READING PASSAGE:
◇ ◇ ◇ ◇ ◇
Notice: This material will be included in a forthcoming (summer 2000) book with the tentative title Experiencing Geometry in Euclidean, Spherical, and Hyperbolic Spaces. This new book will be an expanded and updated version of Experiencing Geometry on Plane and Sphere. This material is in draft form and may not be duplicated or quoted without the author's written permission, except for purposes of review or trying out the material with students. As always comments are welcome and will affect the final draft. Send comments to dwh2@cornell.edu.
Chapter 10
Let the following be postulated: that, if a straight line falling on two straight lines make the interior angles on the same side less than two right angles, the two straight lines, if produced indefinitely, meet on that side on which are the angles less than the two right angles.
— Euclid, Elements, Postulate 5 [A: Euclid]
Parallel Lines on the Plane Are Special
Up to this point we have not had to assume anything about parallel lines. No version of a parallel postulate has been necessary either on the plane or on a sphere or on a hyperbolic plane. We defined the concrete notion of parallel transport and proved in Problem 8.2 that on the plane parallel transported lines do not intersect. Now in this chapter we will look at two important properties on the plane:
If two lines on the plane are parallel transports of each other along some transversal, then they are parallel transports along any transversal. (Problem 10.1)
◇ ◇ ◇ ◇ ◇
RECORD EXCERPTS:
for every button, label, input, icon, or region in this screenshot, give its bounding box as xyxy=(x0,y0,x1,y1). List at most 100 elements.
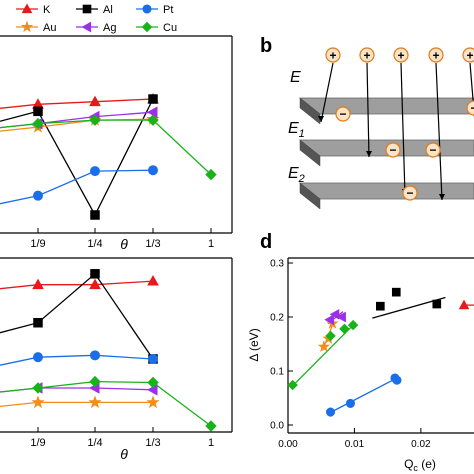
legend-label-cu: Cu xyxy=(163,22,177,34)
negative-charge-sign: − xyxy=(389,143,396,157)
a-point-pt xyxy=(33,190,43,201)
field-arrowhead xyxy=(366,151,372,157)
a-point-cu xyxy=(89,114,101,126)
layer-plane-edge-1 xyxy=(299,97,321,125)
layer-plane-3 xyxy=(298,182,474,200)
legend-label-al: Al xyxy=(103,4,113,16)
c-point-pt xyxy=(148,353,158,364)
panel-d-point-al xyxy=(376,301,385,311)
negative-charge xyxy=(385,142,401,158)
panel-d-y-tick-label: 0.3 xyxy=(270,259,284,270)
panel-d-point-cu xyxy=(287,379,298,391)
panel-c-series-markers xyxy=(31,269,217,432)
c-point-k xyxy=(32,278,44,290)
panel-d-point-ag xyxy=(324,314,334,326)
c-point-pt xyxy=(90,350,100,361)
c-point-au xyxy=(146,395,160,409)
layer-plane-1 xyxy=(298,97,474,115)
a-point-pt xyxy=(90,166,100,177)
negative-charge xyxy=(335,106,351,122)
positive-charge-sign: + xyxy=(432,49,439,63)
c-point-al xyxy=(33,317,43,328)
a-line-al xyxy=(0,98,154,217)
panel-c-x-axis-label: θ xyxy=(120,446,128,462)
a-x-tick-label: 1 xyxy=(208,238,214,250)
panel-d-point-al xyxy=(391,287,401,297)
a-line-pt xyxy=(0,169,154,205)
a-point-al xyxy=(33,106,43,117)
c-point-au xyxy=(31,395,45,409)
panel-d-points xyxy=(287,287,470,417)
a-point-pt xyxy=(148,165,158,176)
negative-charge-sign: − xyxy=(339,107,346,121)
panel-d-label: d xyxy=(260,231,272,253)
panel-d-point-pt xyxy=(345,398,355,408)
c-point-au xyxy=(88,395,102,409)
negative-charge-sign: − xyxy=(406,186,413,200)
a-line-k xyxy=(0,98,154,109)
a-x-tick-label: 1/9 xyxy=(30,238,45,250)
positive-charge xyxy=(325,47,341,63)
panel-d-x-tick-label: 0.01 xyxy=(345,439,365,450)
panel-d-point-k xyxy=(458,299,470,310)
panel-d-point-pt xyxy=(392,375,402,385)
positive-charge xyxy=(428,47,444,63)
a-point-al xyxy=(90,210,100,220)
field-arrowhead xyxy=(318,116,324,122)
c-line-pt xyxy=(0,354,154,366)
a-point-k xyxy=(89,95,101,107)
legend-marker-cu xyxy=(141,21,153,33)
panel-b-schematic: b + + + + + − − − − − E E1 E2 xyxy=(260,35,474,210)
field-arrow xyxy=(366,62,370,158)
panel-d-point-pt xyxy=(325,407,336,417)
negative-charge-sign: − xyxy=(429,143,436,157)
panel-a-series-markers xyxy=(31,92,217,220)
panel-d-x-tick-label: 0.00 xyxy=(278,439,298,450)
c-point-cu xyxy=(32,382,44,394)
field-arrow xyxy=(469,62,474,119)
a-point-al xyxy=(148,94,158,104)
panel-b-label: b xyxy=(260,35,272,57)
legend-marker-pt xyxy=(142,4,152,14)
a-point-ag xyxy=(146,106,158,119)
legend-marker-k xyxy=(21,3,33,14)
panel-d-fit-pt xyxy=(328,376,400,414)
c-x-tick-label: 1/3 xyxy=(145,437,160,449)
panel-a-line-chart: K Al Pt Au Ag Cu 1/9 1/4 1/3 1 θ xyxy=(0,3,233,252)
field-arrowhead xyxy=(439,194,445,200)
field-label-e: E xyxy=(290,69,301,86)
positive-charge-sign: + xyxy=(466,49,473,63)
c-point-cu xyxy=(147,376,159,389)
c-point-pt xyxy=(33,352,43,363)
field-arrows: + + + + + − − − − − xyxy=(318,47,474,201)
a-x-tick-label: 1/4 xyxy=(87,238,102,250)
positive-charge-sign: + xyxy=(397,49,404,63)
layer-plane-edge-2 xyxy=(299,139,321,167)
panel-c-series-lines xyxy=(0,272,212,427)
panel-d-x-tick-label: 0.02 xyxy=(411,439,431,450)
panel-d-y-tick-label: 0.1 xyxy=(270,367,284,378)
c-point-cu xyxy=(205,420,217,432)
layer-label-e1: E1 xyxy=(288,120,305,140)
negative-charge xyxy=(425,142,441,158)
negative-charge xyxy=(402,185,418,201)
legend-marker-au xyxy=(20,20,34,33)
panel-d-scatter-chart: d 0.00 0.01 0.02 0.0 0.1 0.2 0.3 Δ (eV) Qc (e) xyxy=(247,231,474,473)
panel-d-y-axis-label: Δ (eV) xyxy=(247,328,261,361)
legend-label-k: K xyxy=(43,4,51,16)
layer-label-e2: E2 xyxy=(288,165,305,185)
panel-a-x-ticks: 1/9 1/4 1/3 1 xyxy=(30,228,214,250)
a-point-cu xyxy=(32,117,44,130)
c-point-k xyxy=(147,275,159,286)
legend-marker-al xyxy=(82,4,92,14)
c-point-cu xyxy=(89,375,101,388)
field-arrow xyxy=(400,62,406,196)
positive-charge xyxy=(359,47,375,63)
panel-d-point-cu xyxy=(347,319,359,331)
c-line-k xyxy=(0,280,154,290)
c-x-tick-label: 1/9 xyxy=(30,437,45,449)
panel-c-line-chart: 1/9 1/4 1/3 1 θ xyxy=(0,257,233,462)
layer-plane-edge-3 xyxy=(299,182,321,210)
a-x-tick-label: 1/3 xyxy=(145,238,160,250)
◇ ◇ ◇ ◇ ◇
OBJECTIVE: Return, word for word, the part of the geometry text that opens with the words "Notice: This material" and closes with "comments to dwh2@cornell.edu.". Rely only on the geometry text to complete what is asked.

TASK RESULT:
Notice: This material will be included in a forthcoming (summer 2000) book with the tentative title Experiencing Geometry in Euclidean, Spherical, and Hyperbolic Spaces. This new book will be an expanded and updated version of Experiencing Geometry on Plane and Sphere. This material is in draft form and may not be duplicated or quoted without the author's written permission, except for purposes of review or trying out the material with students. As always comments are welcome and will affect the final draft. Send comments to dwh2@cornell.edu.